> What is expected:
Write the data out again exactly, dropping any images it holds.
========================================================================
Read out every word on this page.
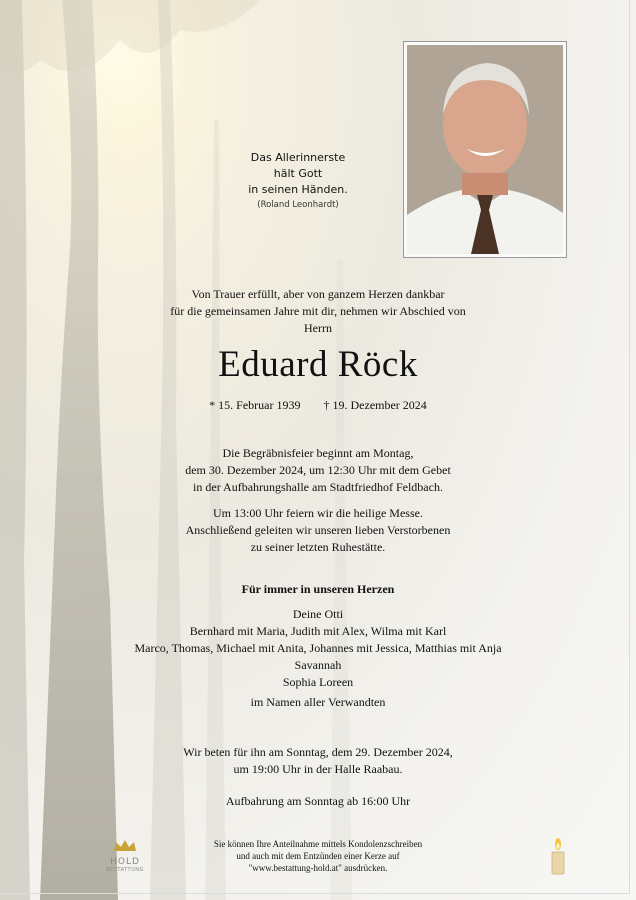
Das Allerinnerste
hält Gott
in seinen Händen.
(Roland Leonhardt)
Von Trauer erfüllt, aber von ganzem Herzen dankbar
für die gemeinsamen Jahre mit dir, nehmen wir Abschied von
Herrn
Eduard Röck
* 15. Februar 1939 † 19. Dezember 2024
Die Begräbnisfeier beginnt am Montag,
dem 30. Dezember 2024, um 12:30 Uhr mit dem Gebet
in der Aufbahrungshalle am Stadtfriedhof Feldbach.
Um 13:00 Uhr feiern wir die heilige Messe.
Anschließend geleiten wir unseren lieben Verstorbenen
zu seiner letzten Ruhestätte.
Für immer in unseren Herzen
Deine Otti
Bernhard mit Maria, Judith mit Alex, Wilma mit Karl
Marco, Thomas, Michael mit Anita, Johannes mit Jessica, Matthias mit Anja
Savannah
Sophia Loreen
im Namen aller Verwandten
Wir beten für ihn am Sonntag, dem 29. Dezember 2024,
um 19:00 Uhr in der Halle Raabau.
Aufbahrung am Sonntag ab 16:00 Uhr
Sie können Ihre Anteilnahme mittels Kondolenzschreiben
und auch mit dem Entzünden einer Kerze auf
"www.bestattung-hold.at" ausdrücken.
HOLD
BESTATTUNG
========================================================================
> Exercise solution:
Read out every word on this page.
Das Allerinnerste
hält Gott
in seinen Händen.
(Roland Leonhardt)
Von Trauer erfüllt, aber von ganzem Herzen dankbar
für die gemeinsamen Jahre mit dir, nehmen wir Abschied von
Herrn
Eduard Röck
* 15. Februar 1939 † 19. Dezember 2024
Die Begräbnisfeier beginnt am Montag,
dem 30. Dezember 2024, um 12:30 Uhr mit dem Gebet
in der Aufbahrungshalle am Stadtfriedhof Feldbach.
Um 13:00 Uhr feiern wir die heilige Messe.
Anschließend geleiten wir unseren lieben Verstorbenen
zu seiner letzten Ruhestätte.
Für immer in unseren Herzen
Deine Otti
Bernhard mit Maria, Judith mit Alex, Wilma mit Karl
Marco, Thomas, Michael mit Anita, Johannes mit Jessica, Matthias mit Anja
Savannah
Sophia Loreen
im Namen aller Verwandten
Wir beten für ihn am Sonntag, dem 29. Dezember 2024,
um 19:00 Uhr in der Halle Raabau.
Aufbahrung am Sonntag ab 16:00 Uhr
Sie können Ihre Anteilnahme mittels Kondolenzschreiben
und auch mit dem Entzünden einer Kerze auf
"www.bestattung-hold.at" ausdrücken.
HOLD
BESTATTUNG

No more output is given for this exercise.